■ Requirements
Print the entries in full, word for word, but not the pictures.

(Records from a data source)
########################################
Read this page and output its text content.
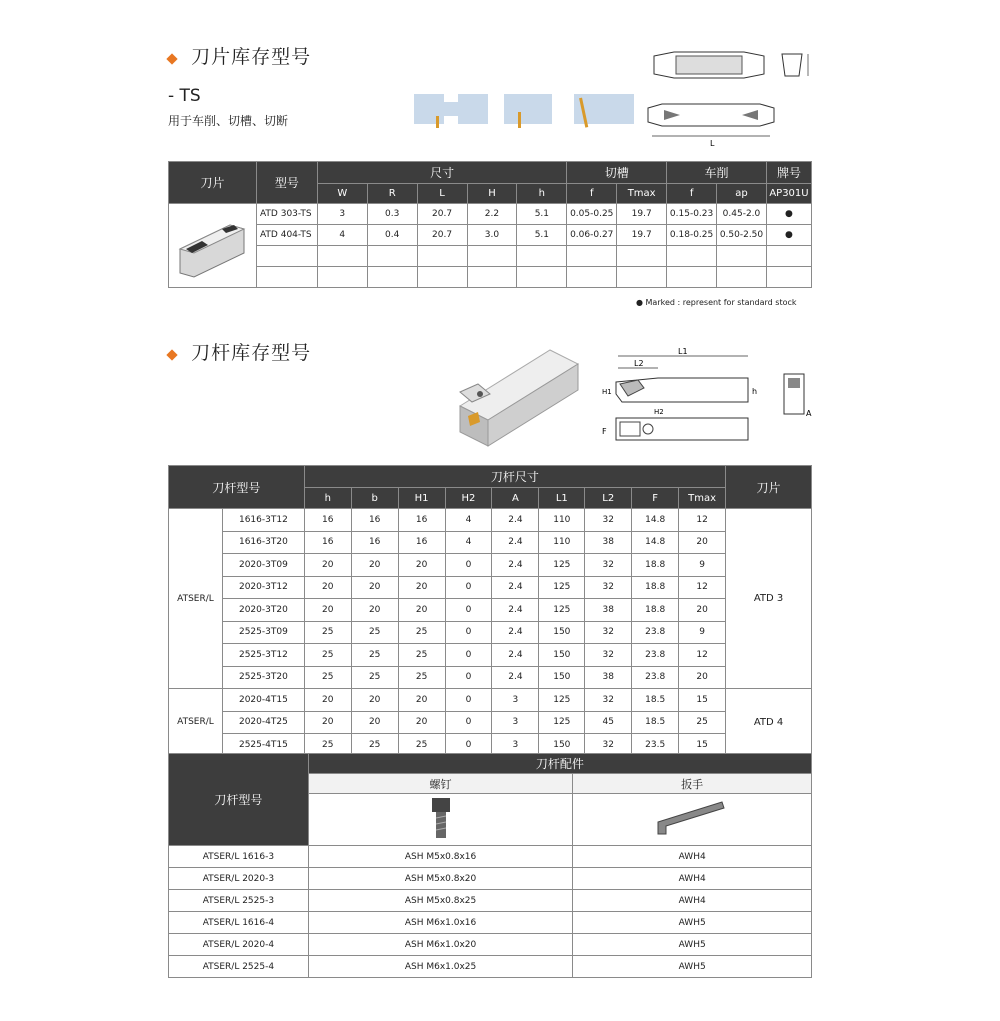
刀片库存型号
- TS
用于车削、切槽、切断
L
刀片	型号	尺寸					切槽		车削		牌号
		W	R	L	H	h	f	Tmax	f	ap	AP301U
	ATD 303-TS	3	0.3	20.7	2.2	5.1	0.05-0.25	19.7	0.15-0.23	0.45-2.0	●
	ATD 404-TS	4	0.4	20.7	3.0	5.1	0.06-0.27	19.7	0.18-0.25	0.50-2.50	●

● Marked : represent for standard stock
刀杆库存型号	L1
L2
h
H1
H2
F
A
刀杆型号		刀杆尺寸									刀片
		h	b	H1	H2	A	L1	L2	F	Tmax	
ATSER/L	1616-3T12	16	16	16	4	2.4	110	32	14.8	12	ATD 3
	1616-3T20	16	16	16	4	2.4	110	38	14.8	20	
	2020-3T09	20	20	20	0	2.4	125	32	18.8	9	
	2020-3T12	20	20	20	0	2.4	125	32	18.8	12	
	2020-3T20	20	20	20	0	2.4	125	38	18.8	20	
	2525-3T09	25	25	25	0	2.4	150	32	23.8	9	
	2525-3T12	25	25	25	0	2.4	150	32	23.8	12	
	2525-3T20	25	25	25	0	2.4	150	38	23.8	20	
ATSER/L	2020-4T15	20	20	20	0	3	125	32	18.5	15	ATD 4
	2020-4T25	20	20	20	0	3	125	45	18.5	25	
	2525-4T15	25	25	25	0	3	150	32	23.5	15	
刀杆型号	刀杆配件	
	螺钉	扳手

ATSER/L 1616-3	ASH M5x0.8x16	AWH4
ATSER/L 2020-3	ASH M5x0.8x20	AWH4
ATSER/L 2525-3	ASH M5x0.8x25	AWH4
ATSER/L 1616-4	ASH M6x1.0x16	AWH5
ATSER/L 2020-4	ASH M6x1.0x20	AWH5
ATSER/L 2525-4	ASH M6x1.0x25	AWH5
########################################
■ Written response
Read this page and output its text content.
刀片库存型号
- TS
用于车削、切槽、切断
L
刀片	型号	尺寸					切槽		车削		牌号
		W	R	L	H	h	f	Tmax	f	ap	AP301U
	ATD 303-TS	3	0.3	20.7	2.2	5.1	0.05-0.25	19.7	0.15-0.23	0.45-2.0	●
	ATD 404-TS	4	0.4	20.7	3.0	5.1	0.06-0.27	19.7	0.18-0.25	0.50-2.50	●

● Marked : represent for standard stock
刀杆库存型号	L1
L2
h
H1
H2
F
A
刀杆型号		刀杆尺寸									刀片
		h	b	H1	H2	A	L1	L2	F	Tmax	
ATSER/L	1616-3T12	16	16	16	4	2.4	110	32	14.8	12	ATD 3
	1616-3T20	16	16	16	4	2.4	110	38	14.8	20	
	2020-3T09	20	20	20	0	2.4	125	32	18.8	9	
	2020-3T12	20	20	20	0	2.4	125	32	18.8	12	
	2020-3T20	20	20	20	0	2.4	125	38	18.8	20	
	2525-3T09	25	25	25	0	2.4	150	32	23.8	9	
	2525-3T12	25	25	25	0	2.4	150	32	23.8	12	
	2525-3T20	25	25	25	0	2.4	150	38	23.8	20	
ATSER/L	2020-4T15	20	20	20	0	3	125	32	18.5	15	ATD 4
	2020-4T25	20	20	20	0	3	125	45	18.5	25	
	2525-4T15	25	25	25	0	3	150	32	23.5	15	
刀杆型号	刀杆配件	
	螺钉	扳手

ATSER/L 1616-3	ASH M5x0.8x16	AWH4
ATSER/L 2020-3	ASH M5x0.8x20	AWH4
ATSER/L 2525-3	ASH M5x0.8x25	AWH4
ATSER/L 1616-4	ASH M6x1.0x16	AWH5
ATSER/L 2020-4	ASH M6x1.0x20	AWH5
ATSER/L 2525-4	ASH M6x1.0x25	AWH5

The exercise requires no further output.